Aim of the task: Below is a block of records; repeat all of them exactly.

★ ★ ★

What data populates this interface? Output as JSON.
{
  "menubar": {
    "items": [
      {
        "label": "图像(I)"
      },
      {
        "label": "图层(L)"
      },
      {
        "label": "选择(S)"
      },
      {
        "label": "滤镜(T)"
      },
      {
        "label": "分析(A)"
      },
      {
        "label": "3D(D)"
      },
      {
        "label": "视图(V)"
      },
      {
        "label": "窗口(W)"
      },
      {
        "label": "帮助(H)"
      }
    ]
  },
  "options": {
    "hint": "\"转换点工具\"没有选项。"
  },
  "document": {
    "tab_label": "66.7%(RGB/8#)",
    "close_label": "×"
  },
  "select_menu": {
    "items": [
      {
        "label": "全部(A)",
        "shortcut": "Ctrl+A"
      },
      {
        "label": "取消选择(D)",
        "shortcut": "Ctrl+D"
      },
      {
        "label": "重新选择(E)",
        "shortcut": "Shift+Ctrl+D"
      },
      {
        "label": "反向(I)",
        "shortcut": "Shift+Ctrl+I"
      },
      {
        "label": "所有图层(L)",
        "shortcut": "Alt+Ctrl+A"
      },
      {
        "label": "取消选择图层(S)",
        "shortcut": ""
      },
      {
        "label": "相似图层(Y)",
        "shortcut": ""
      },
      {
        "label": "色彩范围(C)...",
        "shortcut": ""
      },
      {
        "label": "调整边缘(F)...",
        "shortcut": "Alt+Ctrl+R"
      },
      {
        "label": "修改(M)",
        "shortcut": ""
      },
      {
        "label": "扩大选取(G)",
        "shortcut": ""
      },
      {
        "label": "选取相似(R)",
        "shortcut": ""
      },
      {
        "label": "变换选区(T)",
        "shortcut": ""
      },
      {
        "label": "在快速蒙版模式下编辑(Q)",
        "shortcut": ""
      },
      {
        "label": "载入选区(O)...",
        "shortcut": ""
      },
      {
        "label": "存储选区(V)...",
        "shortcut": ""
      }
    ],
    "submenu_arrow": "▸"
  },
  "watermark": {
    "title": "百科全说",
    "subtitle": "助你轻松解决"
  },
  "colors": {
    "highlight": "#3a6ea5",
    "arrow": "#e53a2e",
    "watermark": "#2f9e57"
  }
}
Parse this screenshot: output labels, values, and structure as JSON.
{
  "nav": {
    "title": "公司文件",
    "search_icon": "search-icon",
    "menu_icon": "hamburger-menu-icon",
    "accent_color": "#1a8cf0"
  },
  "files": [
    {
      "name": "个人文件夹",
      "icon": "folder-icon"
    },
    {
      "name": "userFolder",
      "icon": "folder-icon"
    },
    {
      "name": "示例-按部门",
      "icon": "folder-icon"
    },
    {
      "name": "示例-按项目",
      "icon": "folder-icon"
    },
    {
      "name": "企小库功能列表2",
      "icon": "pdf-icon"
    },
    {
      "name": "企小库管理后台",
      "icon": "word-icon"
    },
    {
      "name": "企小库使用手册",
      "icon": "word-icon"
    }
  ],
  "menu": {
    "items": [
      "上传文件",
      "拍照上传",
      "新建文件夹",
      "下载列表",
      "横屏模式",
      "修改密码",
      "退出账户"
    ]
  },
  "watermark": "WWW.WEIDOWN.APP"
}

★ ★ ★

Reply to the task:
What data populates this interface? Output as JSON.
{
  "menubar": {
    "items": [
      {
        "label": "图像(I)"
      },
      {
        "label": "图层(L)"
      },
      {
        "label": "选择(S)"
      },
      {
        "label": "滤镜(T)"
      },
      {
        "label": "分析(A)"
      },
      {
        "label": "3D(D)"
      },
      {
        "label": "视图(V)"
      },
      {
        "label": "窗口(W)"
      },
      {
        "label": "帮助(H)"
      }
    ]
  },
  "options": {
    "hint": "\"转换点工具\"没有选项。"
  },
  "document": {
    "tab_label": "66.7%(RGB/8#)",
    "close_label": "×"
  },
  "select_menu": {
    "items": [
      {
        "label": "全部(A)",
        "shortcut": "Ctrl+A"
      },
      {
        "label": "取消选择(D)",
        "shortcut": "Ctrl+D"
      },
      {
        "label": "重新选择(E)",
        "shortcut": "Shift+Ctrl+D"
      },
      {
        "label": "反向(I)",
        "shortcut": "Shift+Ctrl+I"
      },
      {
        "label": "所有图层(L)",
        "shortcut": "Alt+Ctrl+A"
      },
      {
        "label": "取消选择图层(S)",
        "shortcut": ""
      },
      {
        "label": "相似图层(Y)",
        "shortcut": ""
      },
      {
        "label": "色彩范围(C)...",
        "shortcut": ""
      },
      {
        "label": "调整边缘(F)...",
        "shortcut": "Alt+Ctrl+R"
      },
      {
        "label": "修改(M)",
        "shortcut": ""
      },
      {
        "label": "扩大选取(G)",
        "shortcut": ""
      },
      {
        "label": "选取相似(R)",
        "shortcut": ""
      },
      {
        "label": "变换选区(T)",
        "shortcut": ""
      },
      {
        "label": "在快速蒙版模式下编辑(Q)",
        "shortcut": ""
      },
      {
        "label": "载入选区(O)...",
        "shortcut": ""
      },
      {
        "label": "存储选区(V)...",
        "shortcut": ""
      }
    ],
    "submenu_arrow": "▸"
  },
  "watermark": {
    "title": "百科全说",
    "subtitle": "助你轻松解决"
  },
  "colors": {
    "highlight": "#3a6ea5",
    "arrow": "#e53a2e",
    "watermark": "#2f9e57"
  }
}
Parse this screenshot: output labels, values, and structure as JSON.
{
  "nav": {
    "title": "公司文件",
    "search_icon": "search-icon",
    "menu_icon": "hamburger-menu-icon",
    "accent_color": "#1a8cf0"
  },
  "files": [
    {
      "name": "个人文件夹",
      "icon": "folder-icon"
    },
    {
      "name": "userFolder",
      "icon": "folder-icon"
    },
    {
      "name": "示例-按部门",
      "icon": "folder-icon"
    },
    {
      "name": "示例-按项目",
      "icon": "folder-icon"
    },
    {
      "name": "企小库功能列表2",
      "icon": "pdf-icon"
    },
    {
      "name": "企小库管理后台",
      "icon": "word-icon"
    },
    {
      "name": "企小库使用手册",
      "icon": "word-icon"
    }
  ],
  "menu": {
    "items": [
      "上传文件",
      "拍照上传",
      "新建文件夹",
      "下载列表",
      "横屏模式",
      "修改密码",
      "退出账户"
    ]
  },
  "watermark": "WWW.WEIDOWN.APP"
}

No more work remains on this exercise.